> **WHAT THE EXERCISE ASKS**:
Copy out the items below, replacing every "nutrient-dv" with "nutrient-percent" and leaving everything else the same.

> **ENTRIES SHOWN**:
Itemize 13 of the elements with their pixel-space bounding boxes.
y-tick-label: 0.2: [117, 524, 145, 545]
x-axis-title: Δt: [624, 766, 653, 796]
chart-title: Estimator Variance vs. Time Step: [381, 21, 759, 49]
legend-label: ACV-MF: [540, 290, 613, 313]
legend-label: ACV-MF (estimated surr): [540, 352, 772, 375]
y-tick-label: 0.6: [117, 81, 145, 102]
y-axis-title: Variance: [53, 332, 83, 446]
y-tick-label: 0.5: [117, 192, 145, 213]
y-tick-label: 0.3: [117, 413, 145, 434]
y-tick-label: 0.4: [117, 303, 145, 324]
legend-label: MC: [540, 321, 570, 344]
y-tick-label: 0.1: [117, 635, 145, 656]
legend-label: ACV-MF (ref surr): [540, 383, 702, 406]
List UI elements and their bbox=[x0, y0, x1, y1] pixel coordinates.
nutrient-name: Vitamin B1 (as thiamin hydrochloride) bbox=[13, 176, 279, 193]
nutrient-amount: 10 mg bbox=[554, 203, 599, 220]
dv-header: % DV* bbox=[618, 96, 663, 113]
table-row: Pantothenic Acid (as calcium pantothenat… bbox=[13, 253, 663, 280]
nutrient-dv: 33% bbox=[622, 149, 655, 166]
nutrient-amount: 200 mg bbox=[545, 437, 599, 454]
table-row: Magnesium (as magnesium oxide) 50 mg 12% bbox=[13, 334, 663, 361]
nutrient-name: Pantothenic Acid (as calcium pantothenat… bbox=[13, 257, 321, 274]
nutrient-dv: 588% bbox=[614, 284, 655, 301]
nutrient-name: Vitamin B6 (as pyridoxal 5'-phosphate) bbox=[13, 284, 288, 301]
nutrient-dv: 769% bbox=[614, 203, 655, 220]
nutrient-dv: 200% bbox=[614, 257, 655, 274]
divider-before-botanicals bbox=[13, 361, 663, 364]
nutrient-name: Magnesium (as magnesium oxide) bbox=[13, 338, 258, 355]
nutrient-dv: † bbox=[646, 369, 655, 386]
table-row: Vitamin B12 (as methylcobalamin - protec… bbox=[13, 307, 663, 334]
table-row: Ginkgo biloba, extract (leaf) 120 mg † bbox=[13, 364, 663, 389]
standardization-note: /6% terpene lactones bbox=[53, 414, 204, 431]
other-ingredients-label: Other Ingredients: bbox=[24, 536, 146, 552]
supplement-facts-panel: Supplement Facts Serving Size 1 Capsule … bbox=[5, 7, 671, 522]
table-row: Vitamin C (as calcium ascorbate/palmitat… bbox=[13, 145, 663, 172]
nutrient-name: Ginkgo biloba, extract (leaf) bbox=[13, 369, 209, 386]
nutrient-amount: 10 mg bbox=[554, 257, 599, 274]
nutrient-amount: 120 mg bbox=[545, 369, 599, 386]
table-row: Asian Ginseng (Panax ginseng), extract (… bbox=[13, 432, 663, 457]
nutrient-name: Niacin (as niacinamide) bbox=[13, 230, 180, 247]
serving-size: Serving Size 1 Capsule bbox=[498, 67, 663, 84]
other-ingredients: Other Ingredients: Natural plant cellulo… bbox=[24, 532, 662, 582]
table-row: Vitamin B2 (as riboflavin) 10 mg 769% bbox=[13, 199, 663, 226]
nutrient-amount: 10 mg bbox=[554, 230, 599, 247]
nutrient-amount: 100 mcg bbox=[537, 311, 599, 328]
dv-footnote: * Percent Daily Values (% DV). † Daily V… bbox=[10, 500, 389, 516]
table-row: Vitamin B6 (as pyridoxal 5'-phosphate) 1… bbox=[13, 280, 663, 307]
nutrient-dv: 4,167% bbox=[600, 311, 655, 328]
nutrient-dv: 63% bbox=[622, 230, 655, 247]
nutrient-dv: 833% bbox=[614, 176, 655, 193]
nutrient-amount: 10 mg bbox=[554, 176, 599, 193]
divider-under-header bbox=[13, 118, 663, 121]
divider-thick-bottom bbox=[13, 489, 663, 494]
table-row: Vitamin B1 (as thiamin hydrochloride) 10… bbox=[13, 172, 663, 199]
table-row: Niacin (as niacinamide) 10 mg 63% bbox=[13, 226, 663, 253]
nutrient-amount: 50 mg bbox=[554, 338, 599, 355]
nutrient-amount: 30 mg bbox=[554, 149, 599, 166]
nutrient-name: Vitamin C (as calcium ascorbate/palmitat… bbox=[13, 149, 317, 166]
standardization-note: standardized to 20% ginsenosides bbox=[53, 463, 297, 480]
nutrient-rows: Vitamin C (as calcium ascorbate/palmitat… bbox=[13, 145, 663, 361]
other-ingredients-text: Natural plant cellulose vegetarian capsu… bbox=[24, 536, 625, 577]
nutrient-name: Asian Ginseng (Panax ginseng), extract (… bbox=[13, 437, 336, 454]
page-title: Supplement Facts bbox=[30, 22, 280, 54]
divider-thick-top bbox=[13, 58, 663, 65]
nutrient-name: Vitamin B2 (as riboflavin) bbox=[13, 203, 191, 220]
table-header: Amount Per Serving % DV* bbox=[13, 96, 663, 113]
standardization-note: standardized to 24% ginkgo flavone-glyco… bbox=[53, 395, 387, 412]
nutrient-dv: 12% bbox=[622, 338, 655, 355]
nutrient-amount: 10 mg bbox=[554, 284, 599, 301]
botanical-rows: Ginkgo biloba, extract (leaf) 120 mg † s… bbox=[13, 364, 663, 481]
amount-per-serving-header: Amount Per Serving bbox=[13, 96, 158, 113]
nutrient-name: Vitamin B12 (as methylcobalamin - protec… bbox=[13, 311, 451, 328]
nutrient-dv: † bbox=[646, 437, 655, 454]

> **COMPLETE ANSWER**:
Itemize 13 of the elements with their pixel-space bounding boxes.
y-tick-label: 0.2: [117, 524, 145, 545]
x-axis-title: Δt: [624, 766, 653, 796]
chart-title: Estimator Variance vs. Time Step: [381, 21, 759, 49]
legend-label: ACV-MF: [540, 290, 613, 313]
legend-label: ACV-MF (estimated surr): [540, 352, 772, 375]
y-tick-label: 0.6: [117, 81, 145, 102]
y-axis-title: Variance: [53, 332, 83, 446]
y-tick-label: 0.5: [117, 192, 145, 213]
y-tick-label: 0.3: [117, 413, 145, 434]
y-tick-label: 0.4: [117, 303, 145, 324]
legend-label: MC: [540, 321, 570, 344]
y-tick-label: 0.1: [117, 635, 145, 656]
legend-label: ACV-MF (ref surr): [540, 383, 702, 406]
List UI elements and their bbox=[x0, y0, x1, y1] pixel coordinates.
nutrient-name: Vitamin B1 (as thiamin hydrochloride) bbox=[13, 176, 279, 193]
nutrient-amount: 10 mg bbox=[554, 203, 599, 220]
dv-header: % DV* bbox=[618, 96, 663, 113]
table-row: Pantothenic Acid (as calcium pantothenat… bbox=[13, 253, 663, 280]
nutrient-percent: 33% bbox=[622, 149, 655, 166]
nutrient-amount: 200 mg bbox=[545, 437, 599, 454]
table-row: Magnesium (as magnesium oxide) 50 mg 12% bbox=[13, 334, 663, 361]
nutrient-name: Pantothenic Acid (as calcium pantothenat… bbox=[13, 257, 321, 274]
nutrient-percent: 588% bbox=[614, 284, 655, 301]
nutrient-name: Vitamin B6 (as pyridoxal 5'-phosphate) bbox=[13, 284, 288, 301]
nutrient-percent: 769% bbox=[614, 203, 655, 220]
nutrient-percent: 200% bbox=[614, 257, 655, 274]
divider-before-botanicals bbox=[13, 361, 663, 364]
nutrient-name: Magnesium (as magnesium oxide) bbox=[13, 338, 258, 355]
nutrient-percent: † bbox=[646, 369, 655, 386]
table-row: Vitamin B12 (as methylcobalamin - protec… bbox=[13, 307, 663, 334]
table-row: Ginkgo biloba, extract (leaf) 120 mg † bbox=[13, 364, 663, 389]
standardization-note: /6% terpene lactones bbox=[53, 414, 204, 431]
other-ingredients-label: Other Ingredients: bbox=[24, 536, 146, 552]
supplement-facts-panel: Supplement Facts Serving Size 1 Capsule … bbox=[5, 7, 671, 522]
table-row: Vitamin C (as calcium ascorbate/palmitat… bbox=[13, 145, 663, 172]
nutrient-name: Ginkgo biloba, extract (leaf) bbox=[13, 369, 209, 386]
nutrient-amount: 10 mg bbox=[554, 257, 599, 274]
nutrient-amount: 120 mg bbox=[545, 369, 599, 386]
table-row: Asian Ginseng (Panax ginseng), extract (… bbox=[13, 432, 663, 457]
nutrient-name: Niacin (as niacinamide) bbox=[13, 230, 180, 247]
serving-size: Serving Size 1 Capsule bbox=[498, 67, 663, 84]
other-ingredients: Other Ingredients: Natural plant cellulo… bbox=[24, 532, 662, 582]
table-row: Vitamin B2 (as riboflavin) 10 mg 769% bbox=[13, 199, 663, 226]
nutrient-amount: 10 mg bbox=[554, 230, 599, 247]
nutrient-amount: 100 mcg bbox=[537, 311, 599, 328]
dv-footnote: * Percent Daily Values (% DV). † Daily V… bbox=[10, 500, 389, 516]
table-row: Vitamin B6 (as pyridoxal 5'-phosphate) 1… bbox=[13, 280, 663, 307]
nutrient-percent: 4,167% bbox=[600, 311, 655, 328]
nutrient-percent: 63% bbox=[622, 230, 655, 247]
nutrient-percent: 833% bbox=[614, 176, 655, 193]
nutrient-amount: 10 mg bbox=[554, 176, 599, 193]
divider-under-header bbox=[13, 118, 663, 121]
divider-thick-bottom bbox=[13, 489, 663, 494]
table-row: Vitamin B1 (as thiamin hydrochloride) 10… bbox=[13, 172, 663, 199]
table-row: Niacin (as niacinamide) 10 mg 63% bbox=[13, 226, 663, 253]
nutrient-amount: 50 mg bbox=[554, 338, 599, 355]
nutrient-amount: 30 mg bbox=[554, 149, 599, 166]
nutrient-name: Vitamin C (as calcium ascorbate/palmitat… bbox=[13, 149, 317, 166]
standardization-note: standardized to 20% ginsenosides bbox=[53, 463, 297, 480]
nutrient-rows: Vitamin C (as calcium ascorbate/palmitat… bbox=[13, 145, 663, 361]
other-ingredients-text: Natural plant cellulose vegetarian capsu… bbox=[24, 536, 625, 577]
nutrient-name: Asian Ginseng (Panax ginseng), extract (… bbox=[13, 437, 336, 454]
page-title: Supplement Facts bbox=[30, 22, 280, 54]
divider-thick-top bbox=[13, 58, 663, 65]
nutrient-name: Vitamin B2 (as riboflavin) bbox=[13, 203, 191, 220]
table-header: Amount Per Serving % DV* bbox=[13, 96, 663, 113]
standardization-note: standardized to 24% ginkgo flavone-glyco… bbox=[53, 395, 387, 412]
nutrient-percent: 12% bbox=[622, 338, 655, 355]
nutrient-amount: 10 mg bbox=[554, 284, 599, 301]
botanical-rows: Ginkgo biloba, extract (leaf) 120 mg † s… bbox=[13, 364, 663, 481]
amount-per-serving-header: Amount Per Serving bbox=[13, 96, 158, 113]
nutrient-name: Vitamin B12 (as methylcobalamin - protec… bbox=[13, 311, 451, 328]
nutrient-percent: † bbox=[646, 437, 655, 454]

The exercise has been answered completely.